* [WHAT IS EXPECTED]
Make an exact copy of the lines below.

* [Stored items]
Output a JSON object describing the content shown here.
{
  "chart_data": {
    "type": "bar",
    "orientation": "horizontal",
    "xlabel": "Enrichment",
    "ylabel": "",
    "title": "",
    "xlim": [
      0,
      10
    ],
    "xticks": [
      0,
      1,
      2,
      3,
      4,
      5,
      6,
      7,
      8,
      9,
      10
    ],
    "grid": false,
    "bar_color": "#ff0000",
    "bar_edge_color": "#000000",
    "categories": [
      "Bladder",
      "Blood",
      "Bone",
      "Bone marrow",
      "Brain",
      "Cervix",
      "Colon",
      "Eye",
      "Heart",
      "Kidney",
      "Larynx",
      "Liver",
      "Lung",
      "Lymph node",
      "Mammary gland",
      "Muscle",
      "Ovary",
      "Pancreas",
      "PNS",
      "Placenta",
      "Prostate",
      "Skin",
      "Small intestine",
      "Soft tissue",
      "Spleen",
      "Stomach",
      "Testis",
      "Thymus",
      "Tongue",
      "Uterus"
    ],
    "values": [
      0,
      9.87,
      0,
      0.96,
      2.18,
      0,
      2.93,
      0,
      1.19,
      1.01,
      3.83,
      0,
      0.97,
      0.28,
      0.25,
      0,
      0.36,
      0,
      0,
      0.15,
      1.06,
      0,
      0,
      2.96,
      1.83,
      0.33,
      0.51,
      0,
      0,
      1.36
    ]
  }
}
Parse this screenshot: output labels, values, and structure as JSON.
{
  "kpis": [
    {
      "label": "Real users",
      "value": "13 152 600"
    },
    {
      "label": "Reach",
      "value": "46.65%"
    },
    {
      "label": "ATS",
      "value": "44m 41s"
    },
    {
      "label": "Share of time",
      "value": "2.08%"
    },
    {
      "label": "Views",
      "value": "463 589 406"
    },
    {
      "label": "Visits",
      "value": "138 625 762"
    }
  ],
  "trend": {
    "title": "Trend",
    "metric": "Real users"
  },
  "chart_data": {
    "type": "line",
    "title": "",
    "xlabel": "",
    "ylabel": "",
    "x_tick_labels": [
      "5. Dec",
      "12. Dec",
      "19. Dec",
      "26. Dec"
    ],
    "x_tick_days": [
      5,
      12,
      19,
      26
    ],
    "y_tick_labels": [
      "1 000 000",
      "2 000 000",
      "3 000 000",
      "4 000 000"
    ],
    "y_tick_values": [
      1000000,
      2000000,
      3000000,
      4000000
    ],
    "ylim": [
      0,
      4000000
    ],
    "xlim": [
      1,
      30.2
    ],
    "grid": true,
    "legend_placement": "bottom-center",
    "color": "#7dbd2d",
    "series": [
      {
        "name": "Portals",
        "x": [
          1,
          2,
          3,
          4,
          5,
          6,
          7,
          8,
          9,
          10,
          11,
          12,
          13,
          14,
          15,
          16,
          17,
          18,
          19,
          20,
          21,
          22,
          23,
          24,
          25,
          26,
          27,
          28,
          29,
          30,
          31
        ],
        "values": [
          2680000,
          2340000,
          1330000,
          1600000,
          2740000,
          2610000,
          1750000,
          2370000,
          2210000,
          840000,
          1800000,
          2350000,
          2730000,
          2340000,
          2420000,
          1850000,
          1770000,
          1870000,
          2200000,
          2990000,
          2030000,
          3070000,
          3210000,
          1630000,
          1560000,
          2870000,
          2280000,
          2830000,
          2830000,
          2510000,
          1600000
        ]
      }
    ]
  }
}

* [FINAL ANSWER]
Output a JSON object describing the content shown here.
{
  "chart_data": {
    "type": "bar",
    "orientation": "horizontal",
    "xlabel": "Enrichment",
    "ylabel": "",
    "title": "",
    "xlim": [
      0,
      10
    ],
    "xticks": [
      0,
      1,
      2,
      3,
      4,
      5,
      6,
      7,
      8,
      9,
      10
    ],
    "grid": false,
    "bar_color": "#ff0000",
    "bar_edge_color": "#000000",
    "categories": [
      "Bladder",
      "Blood",
      "Bone",
      "Bone marrow",
      "Brain",
      "Cervix",
      "Colon",
      "Eye",
      "Heart",
      "Kidney",
      "Larynx",
      "Liver",
      "Lung",
      "Lymph node",
      "Mammary gland",
      "Muscle",
      "Ovary",
      "Pancreas",
      "PNS",
      "Placenta",
      "Prostate",
      "Skin",
      "Small intestine",
      "Soft tissue",
      "Spleen",
      "Stomach",
      "Testis",
      "Thymus",
      "Tongue",
      "Uterus"
    ],
    "values": [
      0,
      9.87,
      0,
      0.96,
      2.18,
      0,
      2.93,
      0,
      1.19,
      1.01,
      3.83,
      0,
      0.97,
      0.28,
      0.25,
      0,
      0.36,
      0,
      0,
      0.15,
      1.06,
      0,
      0,
      2.96,
      1.83,
      0.33,
      0.51,
      0,
      0,
      1.36
    ]
  }
}
Parse this screenshot: output labels, values, and structure as JSON.
{
  "kpis": [
    {
      "label": "Real users",
      "value": "13 152 600"
    },
    {
      "label": "Reach",
      "value": "46.65%"
    },
    {
      "label": "ATS",
      "value": "44m 41s"
    },
    {
      "label": "Share of time",
      "value": "2.08%"
    },
    {
      "label": "Views",
      "value": "463 589 406"
    },
    {
      "label": "Visits",
      "value": "138 625 762"
    }
  ],
  "trend": {
    "title": "Trend",
    "metric": "Real users"
  },
  "chart_data": {
    "type": "line",
    "title": "",
    "xlabel": "",
    "ylabel": "",
    "x_tick_labels": [
      "5. Dec",
      "12. Dec",
      "19. Dec",
      "26. Dec"
    ],
    "x_tick_days": [
      5,
      12,
      19,
      26
    ],
    "y_tick_labels": [
      "1 000 000",
      "2 000 000",
      "3 000 000",
      "4 000 000"
    ],
    "y_tick_values": [
      1000000,
      2000000,
      3000000,
      4000000
    ],
    "ylim": [
      0,
      4000000
    ],
    "xlim": [
      1,
      30.2
    ],
    "grid": true,
    "legend_placement": "bottom-center",
    "color": "#7dbd2d",
    "series": [
      {
        "name": "Portals",
        "x": [
          1,
          2,
          3,
          4,
          5,
          6,
          7,
          8,
          9,
          10,
          11,
          12,
          13,
          14,
          15,
          16,
          17,
          18,
          19,
          20,
          21,
          22,
          23,
          24,
          25,
          26,
          27,
          28,
          29,
          30,
          31
        ],
        "values": [
          2680000,
          2340000,
          1330000,
          1600000,
          2740000,
          2610000,
          1750000,
          2370000,
          2210000,
          840000,
          1800000,
          2350000,
          2730000,
          2340000,
          2420000,
          1850000,
          1770000,
          1870000,
          2200000,
          2990000,
          2030000,
          3070000,
          3210000,
          1630000,
          1560000,
          2870000,
          2280000,
          2830000,
          2830000,
          2510000,
          1600000
        ]
      }
    ]
  }
}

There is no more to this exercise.